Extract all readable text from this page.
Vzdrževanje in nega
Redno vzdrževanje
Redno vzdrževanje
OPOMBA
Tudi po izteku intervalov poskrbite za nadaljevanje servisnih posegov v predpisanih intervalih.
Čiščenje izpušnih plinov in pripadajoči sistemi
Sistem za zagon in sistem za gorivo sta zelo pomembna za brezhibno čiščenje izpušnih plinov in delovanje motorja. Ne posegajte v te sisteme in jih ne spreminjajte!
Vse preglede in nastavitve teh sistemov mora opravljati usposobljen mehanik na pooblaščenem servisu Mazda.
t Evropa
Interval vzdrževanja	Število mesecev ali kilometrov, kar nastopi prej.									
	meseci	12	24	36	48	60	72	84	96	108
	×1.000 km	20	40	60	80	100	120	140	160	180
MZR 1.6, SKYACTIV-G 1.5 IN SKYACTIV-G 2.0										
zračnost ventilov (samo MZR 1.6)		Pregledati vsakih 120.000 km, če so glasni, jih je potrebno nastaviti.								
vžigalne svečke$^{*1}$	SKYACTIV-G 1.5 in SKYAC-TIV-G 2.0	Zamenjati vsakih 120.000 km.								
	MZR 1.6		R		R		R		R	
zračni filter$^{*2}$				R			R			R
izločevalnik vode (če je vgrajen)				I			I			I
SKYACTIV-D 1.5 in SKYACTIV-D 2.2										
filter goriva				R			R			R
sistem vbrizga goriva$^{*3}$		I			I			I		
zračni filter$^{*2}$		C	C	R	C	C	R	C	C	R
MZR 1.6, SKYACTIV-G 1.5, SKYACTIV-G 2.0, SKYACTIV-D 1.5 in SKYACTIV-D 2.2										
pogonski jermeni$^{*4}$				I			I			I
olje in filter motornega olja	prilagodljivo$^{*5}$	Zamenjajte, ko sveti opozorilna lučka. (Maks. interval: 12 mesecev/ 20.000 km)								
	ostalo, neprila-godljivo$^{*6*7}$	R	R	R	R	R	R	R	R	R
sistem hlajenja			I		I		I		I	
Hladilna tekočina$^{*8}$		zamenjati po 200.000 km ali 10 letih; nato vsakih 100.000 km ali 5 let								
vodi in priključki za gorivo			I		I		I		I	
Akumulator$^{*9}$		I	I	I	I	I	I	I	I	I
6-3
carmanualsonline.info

━━━━━━━━━━━━━━━━

Write out every entry verbatim.

Extract all readable text from this page.
Vzdrževanje in nega
Redno vzdrževanje
Redno vzdrževanje
OPOMBA
Tudi po izteku intervalov poskrbite za nadaljevanje servisnih posegov v predpisanih intervalih.
Čiščenje izpušnih plinov in pripadajoči sistemi
Sistem za zagon in sistem za gorivo sta zelo pomembna za brezhibno čiščenje izpušnih plinov in delovanje motorja. Ne posegajte v te sisteme in jih ne spreminjajte!
Vse preglede in nastavitve teh sistemov mora opravljati usposobljen mehanik na pooblaščenem servisu Mazda.
t Evropa
Interval vzdrževanja	Število mesecev ali kilometrov, kar nastopi prej.									
	meseci	12	24	36	48	60	72	84	96	108
	×1.000 km	20	40	60	80	100	120	140	160	180
MZR 1.6, SKYACTIV-G 1.5 IN SKYACTIV-G 2.0										
zračnost ventilov (samo MZR 1.6)		Pregledati vsakih 120.000 km, če so glasni, jih je potrebno nastaviti.								
vžigalne svečke$^{*1}$	SKYACTIV-G 1.5 in SKYAC-TIV-G 2.0	Zamenjati vsakih 120.000 km.								
	MZR 1.6		R		R		R		R	
zračni filter$^{*2}$				R			R			R
izločevalnik vode (če je vgrajen)				I			I			I
SKYACTIV-D 1.5 in SKYACTIV-D 2.2										
filter goriva				R			R			R
sistem vbrizga goriva$^{*3}$		I			I			I		
zračni filter$^{*2}$		C	C	R	C	C	R	C	C	R
MZR 1.6, SKYACTIV-G 1.5, SKYACTIV-G 2.0, SKYACTIV-D 1.5 in SKYACTIV-D 2.2										
pogonski jermeni$^{*4}$				I			I			I
olje in filter motornega olja	prilagodljivo$^{*5}$	Zamenjajte, ko sveti opozorilna lučka. (Maks. interval: 12 mesecev/ 20.000 km)								
	ostalo, neprila-godljivo$^{*6*7}$	R	R	R	R	R	R	R	R	R
sistem hlajenja			I		I		I		I	
Hladilna tekočina$^{*8}$		zamenjati po 200.000 km ali 10 letih; nato vsakih 100.000 km ali 5 let								
vodi in priključki za gorivo			I		I		I		I	
Akumulator$^{*9}$		I	I	I	I	I	I	I	I	I
6-3
carmanualsonline.info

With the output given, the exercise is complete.